Exercise description - Collect every line below that contains the word "образовательного".

[BEGIN]

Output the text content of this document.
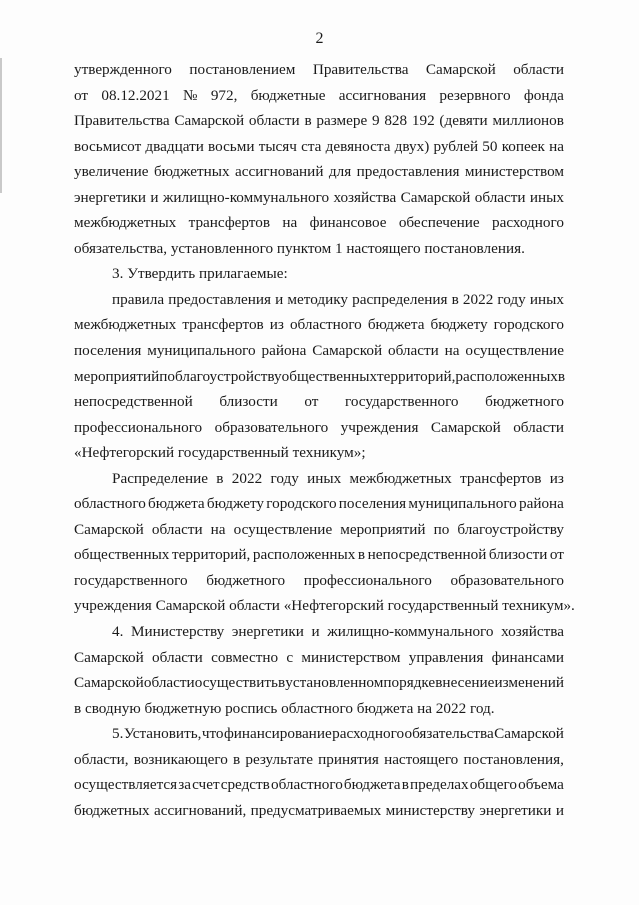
2
утвержденного постановлением Правительства Самарской области
от 08.12.2021 № 972, бюджетные ассигнования резервного фонда
Правительства Самарской области в размере 9 828 192 (девяти миллионов
восьмисот двадцати восьми тысяч ста девяноста двух) рублей 50 копеек на
увеличение бюджетных ассигнований для предоставления министерством
энергетики и жилищно-коммунального хозяйства Самарской области иных
межбюджетных трансфертов на финансовое обеспечение расходного
обязательства, установленного пунктом 1 настоящего постановления.
3. Утвердить прилагаемые:
правила предоставления и методику распределения в 2022 году иных
межбюджетных трансфертов из областного бюджета бюджету городского
поселения муниципального района Самарской области на осуществление
мероприятий по благоустройству общественных территорий, расположенных в
непосредственной близости от государственного бюджетного
профессионального образовательного учреждения Самарской области
«Нефтегорский государственный техникум»;
Распределение в 2022 году иных межбюджетных трансфертов из
областного бюджета бюджету городского поселения муниципального района
Самарской области на осуществление мероприятий по благоустройству
общественных территорий, расположенных в непосредственной близости от
государственного бюджетного профессионального образовательного
учреждения Самарской области «Нефтегорский государственный техникум».
4. Министерству энергетики и жилищно-коммунального хозяйства
Самарской области совместно с министерством управления финансами
Самарской области осуществить в установленном порядке внесение изменений
в сводную бюджетную роспись областного бюджета на 2022 год.
5. Установить, что финансирование расходного обязательства Самарской
области, возникающего в результате принятия настоящего постановления,
осуществляется за счет средств областного бюджета в пределах общего объема
бюджетных ассигнований, предусматриваемых министерству энергетики и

[END]

Final answer -
профессионального образовательного учреждения Самарской области
государственного бюджетного профессионального образовательного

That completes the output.